→ Data in this exercise
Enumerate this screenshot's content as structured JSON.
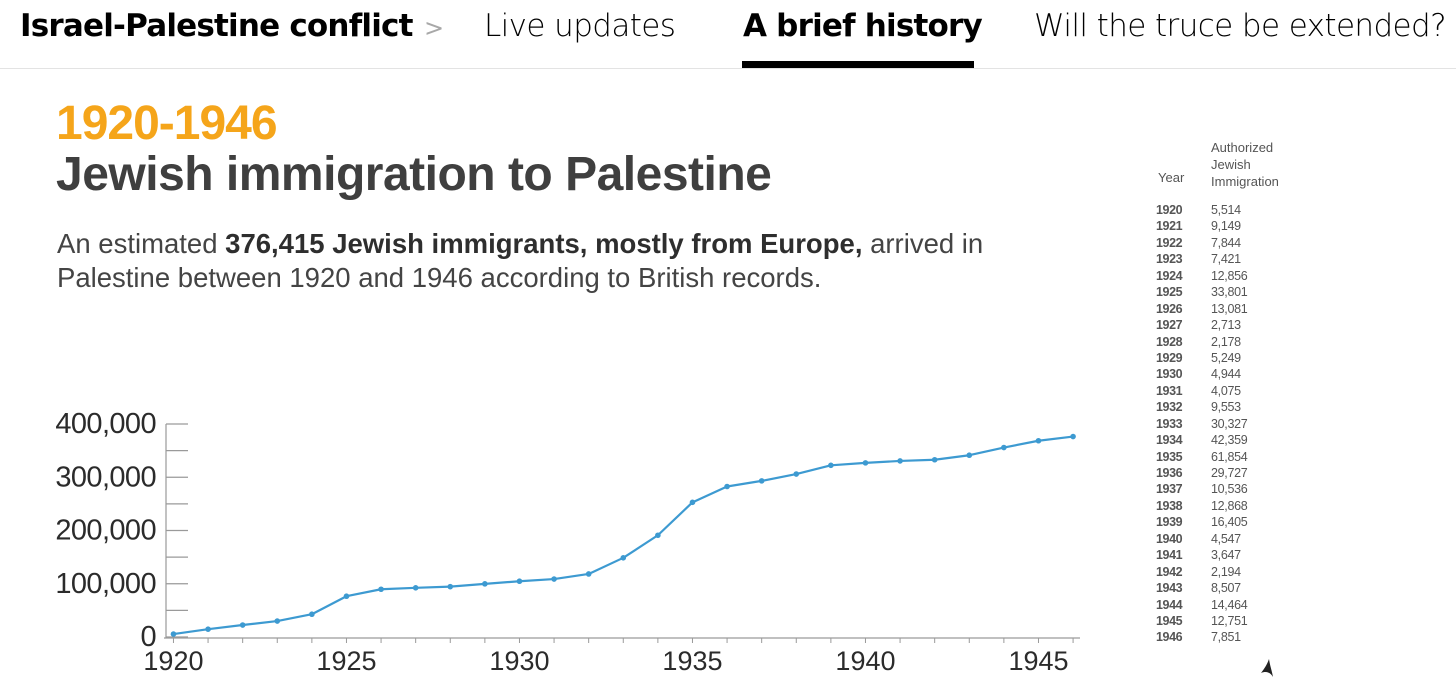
{
  "nav": {
    "section": "Israel-Palestine conflict",
    "separator": ">",
    "tabs": [
      {
        "label": "Live updates",
        "active": false
      },
      {
        "label": "A brief history",
        "active": true
      },
      {
        "label": "Will the truce be extended?",
        "active": false
      }
    ]
  },
  "infographic": {
    "years": "1920-1946",
    "title": "Jewish immigration to Palestine",
    "subtitle_lead": "An estimated ",
    "subtitle_bold": "376,415 Jewish immigrants, mostly from Europe,",
    "subtitle_rest": " arrived in Palestine between 1920 and 1946 according to British records."
  },
  "colors": {
    "accent": "#f5a51a",
    "line": "#3d9ad1",
    "title": "#3f3f3f"
  },
  "table": {
    "year_header": "Year",
    "value_header_lines": [
      "Authorized",
      "Jewish",
      "Immigration"
    ],
    "rows": [
      {
        "year": "1920",
        "value": "5,514"
      },
      {
        "year": "1921",
        "value": "9,149"
      },
      {
        "year": "1922",
        "value": "7,844"
      },
      {
        "year": "1923",
        "value": "7,421"
      },
      {
        "year": "1924",
        "value": "12,856"
      },
      {
        "year": "1925",
        "value": "33,801"
      },
      {
        "year": "1926",
        "value": "13,081"
      },
      {
        "year": "1927",
        "value": "2,713"
      },
      {
        "year": "1928",
        "value": "2,178"
      },
      {
        "year": "1929",
        "value": "5,249"
      },
      {
        "year": "1930",
        "value": "4,944"
      },
      {
        "year": "1931",
        "value": "4,075"
      },
      {
        "year": "1932",
        "value": "9,553"
      },
      {
        "year": "1933",
        "value": "30,327"
      },
      {
        "year": "1934",
        "value": "42,359"
      },
      {
        "year": "1935",
        "value": "61,854"
      },
      {
        "year": "1936",
        "value": "29,727"
      },
      {
        "year": "1937",
        "value": "10,536"
      },
      {
        "year": "1938",
        "value": "12,868"
      },
      {
        "year": "1939",
        "value": "16,405"
      },
      {
        "year": "1940",
        "value": "4,547"
      },
      {
        "year": "1941",
        "value": "3,647"
      },
      {
        "year": "1942",
        "value": "2,194"
      },
      {
        "year": "1943",
        "value": "8,507"
      },
      {
        "year": "1944",
        "value": "14,464"
      },
      {
        "year": "1945",
        "value": "12,751"
      },
      {
        "year": "1946",
        "value": "7,851"
      }
    ]
  },
  "chart_data": {
    "type": "line",
    "title": "Jewish immigration to Palestine",
    "xlabel": "",
    "ylabel": "",
    "x": [
      1920,
      1921,
      1922,
      1923,
      1924,
      1925,
      1926,
      1927,
      1928,
      1929,
      1930,
      1931,
      1932,
      1933,
      1934,
      1935,
      1936,
      1937,
      1938,
      1939,
      1940,
      1941,
      1942,
      1943,
      1944,
      1945,
      1946
    ],
    "series": [
      {
        "values": [
          5514,
          14663,
          22507,
          29928,
          42784,
          76585,
          89666,
          92379,
          94557,
          99806,
          104750,
          108825,
          118378,
          148705,
          191064,
          252918,
          282645,
          293181,
          306049,
          322454,
          327001,
          330648,
          332842,
          341349,
          355813,
          368564,
          376415
        ]
      }
    ],
    "xticks": [
      1920,
      1925,
      1930,
      1935,
      1940,
      1945
    ],
    "xtick_labels": [
      "1920",
      "1925",
      "1930",
      "1935",
      "1940",
      "1945"
    ],
    "yticks": [
      0,
      100000,
      200000,
      300000,
      400000
    ],
    "ytick_labels": [
      "0",
      "100,000",
      "200,000",
      "300,000",
      "400,000"
    ],
    "xlim": [
      1919.9,
      1946.2
    ],
    "ylim": [
      0,
      400000
    ],
    "grid": false,
    "legend": "none"
  }
}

→ Set task
All records must be output exactly as they are, except for the pictures, which are left out.

→ Solved exercise
Enumerate this screenshot's content as structured JSON.
{
  "nav": {
    "section": "Israel-Palestine conflict",
    "separator": ">",
    "tabs": [
      {
        "label": "Live updates",
        "active": false
      },
      {
        "label": "A brief history",
        "active": true
      },
      {
        "label": "Will the truce be extended?",
        "active": false
      }
    ]
  },
  "infographic": {
    "years": "1920-1946",
    "title": "Jewish immigration to Palestine",
    "subtitle_lead": "An estimated ",
    "subtitle_bold": "376,415 Jewish immigrants, mostly from Europe,",
    "subtitle_rest": " arrived in Palestine between 1920 and 1946 according to British records."
  },
  "colors": {
    "accent": "#f5a51a",
    "line": "#3d9ad1",
    "title": "#3f3f3f"
  },
  "table": {
    "year_header": "Year",
    "value_header_lines": [
      "Authorized",
      "Jewish",
      "Immigration"
    ],
    "rows": [
      {
        "year": "1920",
        "value": "5,514"
      },
      {
        "year": "1921",
        "value": "9,149"
      },
      {
        "year": "1922",
        "value": "7,844"
      },
      {
        "year": "1923",
        "value": "7,421"
      },
      {
        "year": "1924",
        "value": "12,856"
      },
      {
        "year": "1925",
        "value": "33,801"
      },
      {
        "year": "1926",
        "value": "13,081"
      },
      {
        "year": "1927",
        "value": "2,713"
      },
      {
        "year": "1928",
        "value": "2,178"
      },
      {
        "year": "1929",
        "value": "5,249"
      },
      {
        "year": "1930",
        "value": "4,944"
      },
      {
        "year": "1931",
        "value": "4,075"
      },
      {
        "year": "1932",
        "value": "9,553"
      },
      {
        "year": "1933",
        "value": "30,327"
      },
      {
        "year": "1934",
        "value": "42,359"
      },
      {
        "year": "1935",
        "value": "61,854"
      },
      {
        "year": "1936",
        "value": "29,727"
      },
      {
        "year": "1937",
        "value": "10,536"
      },
      {
        "year": "1938",
        "value": "12,868"
      },
      {
        "year": "1939",
        "value": "16,405"
      },
      {
        "year": "1940",
        "value": "4,547"
      },
      {
        "year": "1941",
        "value": "3,647"
      },
      {
        "year": "1942",
        "value": "2,194"
      },
      {
        "year": "1943",
        "value": "8,507"
      },
      {
        "year": "1944",
        "value": "14,464"
      },
      {
        "year": "1945",
        "value": "12,751"
      },
      {
        "year": "1946",
        "value": "7,851"
      }
    ]
  },
  "chart_data": {
    "type": "line",
    "title": "Jewish immigration to Palestine",
    "xlabel": "",
    "ylabel": "",
    "x": [
      1920,
      1921,
      1922,
      1923,
      1924,
      1925,
      1926,
      1927,
      1928,
      1929,
      1930,
      1931,
      1932,
      1933,
      1934,
      1935,
      1936,
      1937,
      1938,
      1939,
      1940,
      1941,
      1942,
      1943,
      1944,
      1945,
      1946
    ],
    "series": [
      {
        "values": [
          5514,
          14663,
          22507,
          29928,
          42784,
          76585,
          89666,
          92379,
          94557,
          99806,
          104750,
          108825,
          118378,
          148705,
          191064,
          252918,
          282645,
          293181,
          306049,
          322454,
          327001,
          330648,
          332842,
          341349,
          355813,
          368564,
          376415
        ]
      }
    ],
    "xticks": [
      1920,
      1925,
      1930,
      1935,
      1940,
      1945
    ],
    "xtick_labels": [
      "1920",
      "1925",
      "1930",
      "1935",
      "1940",
      "1945"
    ],
    "yticks": [
      0,
      100000,
      200000,
      300000,
      400000
    ],
    "ytick_labels": [
      "0",
      "100,000",
      "200,000",
      "300,000",
      "400,000"
    ],
    "xlim": [
      1919.9,
      1946.2
    ],
    "ylim": [
      0,
      400000
    ],
    "grid": false,
    "legend": "none"
  }
}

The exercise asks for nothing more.